_Short task_
Type out the material below exactly.

★ ★ ★ ★ ★ ★ ★

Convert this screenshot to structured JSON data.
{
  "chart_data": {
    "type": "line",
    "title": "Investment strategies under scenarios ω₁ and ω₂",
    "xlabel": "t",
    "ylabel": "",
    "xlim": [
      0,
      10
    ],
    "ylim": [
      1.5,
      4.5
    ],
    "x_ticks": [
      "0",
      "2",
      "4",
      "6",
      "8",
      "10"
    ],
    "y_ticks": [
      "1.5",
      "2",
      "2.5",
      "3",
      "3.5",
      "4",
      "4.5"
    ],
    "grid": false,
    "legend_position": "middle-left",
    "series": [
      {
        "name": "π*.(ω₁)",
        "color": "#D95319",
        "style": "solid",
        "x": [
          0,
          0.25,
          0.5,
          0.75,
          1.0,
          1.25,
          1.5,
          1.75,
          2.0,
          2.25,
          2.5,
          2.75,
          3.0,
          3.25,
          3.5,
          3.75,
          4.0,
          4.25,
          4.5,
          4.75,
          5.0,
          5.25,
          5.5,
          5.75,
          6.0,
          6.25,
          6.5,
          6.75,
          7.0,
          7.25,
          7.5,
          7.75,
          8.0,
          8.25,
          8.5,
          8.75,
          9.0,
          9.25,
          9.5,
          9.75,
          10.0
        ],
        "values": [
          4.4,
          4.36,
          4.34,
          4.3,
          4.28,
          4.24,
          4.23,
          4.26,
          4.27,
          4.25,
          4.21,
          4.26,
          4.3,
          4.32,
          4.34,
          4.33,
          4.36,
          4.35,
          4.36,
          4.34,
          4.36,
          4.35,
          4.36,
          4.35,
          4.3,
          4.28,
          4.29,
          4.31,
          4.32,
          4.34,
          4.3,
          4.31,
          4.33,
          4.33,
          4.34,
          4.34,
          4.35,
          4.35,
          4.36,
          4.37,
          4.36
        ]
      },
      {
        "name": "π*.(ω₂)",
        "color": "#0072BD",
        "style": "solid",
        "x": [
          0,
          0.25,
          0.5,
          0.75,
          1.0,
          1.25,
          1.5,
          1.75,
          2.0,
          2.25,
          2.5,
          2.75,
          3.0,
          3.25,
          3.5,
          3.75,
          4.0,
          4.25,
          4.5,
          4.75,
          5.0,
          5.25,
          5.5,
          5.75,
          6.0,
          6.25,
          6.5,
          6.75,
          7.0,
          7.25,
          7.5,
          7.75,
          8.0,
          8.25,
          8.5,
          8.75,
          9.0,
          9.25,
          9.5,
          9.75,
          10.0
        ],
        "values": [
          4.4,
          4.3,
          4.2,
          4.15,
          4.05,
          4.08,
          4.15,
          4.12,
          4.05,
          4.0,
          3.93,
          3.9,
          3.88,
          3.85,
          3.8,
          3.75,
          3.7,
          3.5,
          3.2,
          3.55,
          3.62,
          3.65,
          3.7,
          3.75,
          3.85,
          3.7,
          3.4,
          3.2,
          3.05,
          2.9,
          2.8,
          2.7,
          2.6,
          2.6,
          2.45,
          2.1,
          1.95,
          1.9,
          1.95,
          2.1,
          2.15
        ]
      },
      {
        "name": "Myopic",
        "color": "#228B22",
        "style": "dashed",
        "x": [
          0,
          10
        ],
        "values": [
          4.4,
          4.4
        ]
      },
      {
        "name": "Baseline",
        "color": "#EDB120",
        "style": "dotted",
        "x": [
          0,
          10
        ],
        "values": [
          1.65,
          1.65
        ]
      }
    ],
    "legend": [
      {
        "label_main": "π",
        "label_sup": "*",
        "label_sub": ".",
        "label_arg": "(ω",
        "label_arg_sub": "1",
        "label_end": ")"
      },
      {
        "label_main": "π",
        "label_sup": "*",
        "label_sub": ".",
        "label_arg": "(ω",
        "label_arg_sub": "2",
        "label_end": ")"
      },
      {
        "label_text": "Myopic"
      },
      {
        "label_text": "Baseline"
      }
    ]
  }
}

★ ★ ★ ★ ★ ★ ★

_Written answer_
Convert this screenshot to structured JSON data.
{
  "chart_data": {
    "type": "line",
    "title": "Investment strategies under scenarios ω₁ and ω₂",
    "xlabel": "t",
    "ylabel": "",
    "xlim": [
      0,
      10
    ],
    "ylim": [
      1.5,
      4.5
    ],
    "x_ticks": [
      "0",
      "2",
      "4",
      "6",
      "8",
      "10"
    ],
    "y_ticks": [
      "1.5",
      "2",
      "2.5",
      "3",
      "3.5",
      "4",
      "4.5"
    ],
    "grid": false,
    "legend_position": "middle-left",
    "series": [
      {
        "name": "π*.(ω₁)",
        "color": "#D95319",
        "style": "solid",
        "x": [
          0,
          0.25,
          0.5,
          0.75,
          1.0,
          1.25,
          1.5,
          1.75,
          2.0,
          2.25,
          2.5,
          2.75,
          3.0,
          3.25,
          3.5,
          3.75,
          4.0,
          4.25,
          4.5,
          4.75,
          5.0,
          5.25,
          5.5,
          5.75,
          6.0,
          6.25,
          6.5,
          6.75,
          7.0,
          7.25,
          7.5,
          7.75,
          8.0,
          8.25,
          8.5,
          8.75,
          9.0,
          9.25,
          9.5,
          9.75,
          10.0
        ],
        "values": [
          4.4,
          4.36,
          4.34,
          4.3,
          4.28,
          4.24,
          4.23,
          4.26,
          4.27,
          4.25,
          4.21,
          4.26,
          4.3,
          4.32,
          4.34,
          4.33,
          4.36,
          4.35,
          4.36,
          4.34,
          4.36,
          4.35,
          4.36,
          4.35,
          4.3,
          4.28,
          4.29,
          4.31,
          4.32,
          4.34,
          4.3,
          4.31,
          4.33,
          4.33,
          4.34,
          4.34,
          4.35,
          4.35,
          4.36,
          4.37,
          4.36
        ]
      },
      {
        "name": "π*.(ω₂)",
        "color": "#0072BD",
        "style": "solid",
        "x": [
          0,
          0.25,
          0.5,
          0.75,
          1.0,
          1.25,
          1.5,
          1.75,
          2.0,
          2.25,
          2.5,
          2.75,
          3.0,
          3.25,
          3.5,
          3.75,
          4.0,
          4.25,
          4.5,
          4.75,
          5.0,
          5.25,
          5.5,
          5.75,
          6.0,
          6.25,
          6.5,
          6.75,
          7.0,
          7.25,
          7.5,
          7.75,
          8.0,
          8.25,
          8.5,
          8.75,
          9.0,
          9.25,
          9.5,
          9.75,
          10.0
        ],
        "values": [
          4.4,
          4.3,
          4.2,
          4.15,
          4.05,
          4.08,
          4.15,
          4.12,
          4.05,
          4.0,
          3.93,
          3.9,
          3.88,
          3.85,
          3.8,
          3.75,
          3.7,
          3.5,
          3.2,
          3.55,
          3.62,
          3.65,
          3.7,
          3.75,
          3.85,
          3.7,
          3.4,
          3.2,
          3.05,
          2.9,
          2.8,
          2.7,
          2.6,
          2.6,
          2.45,
          2.1,
          1.95,
          1.9,
          1.95,
          2.1,
          2.15
        ]
      },
      {
        "name": "Myopic",
        "color": "#228B22",
        "style": "dashed",
        "x": [
          0,
          10
        ],
        "values": [
          4.4,
          4.4
        ]
      },
      {
        "name": "Baseline",
        "color": "#EDB120",
        "style": "dotted",
        "x": [
          0,
          10
        ],
        "values": [
          1.65,
          1.65
        ]
      }
    ],
    "legend": [
      {
        "label_main": "π",
        "label_sup": "*",
        "label_sub": ".",
        "label_arg": "(ω",
        "label_arg_sub": "1",
        "label_end": ")"
      },
      {
        "label_main": "π",
        "label_sup": "*",
        "label_sub": ".",
        "label_arg": "(ω",
        "label_arg_sub": "2",
        "label_end": ")"
      },
      {
        "label_text": "Myopic"
      },
      {
        "label_text": "Baseline"
      }
    ]
  }
}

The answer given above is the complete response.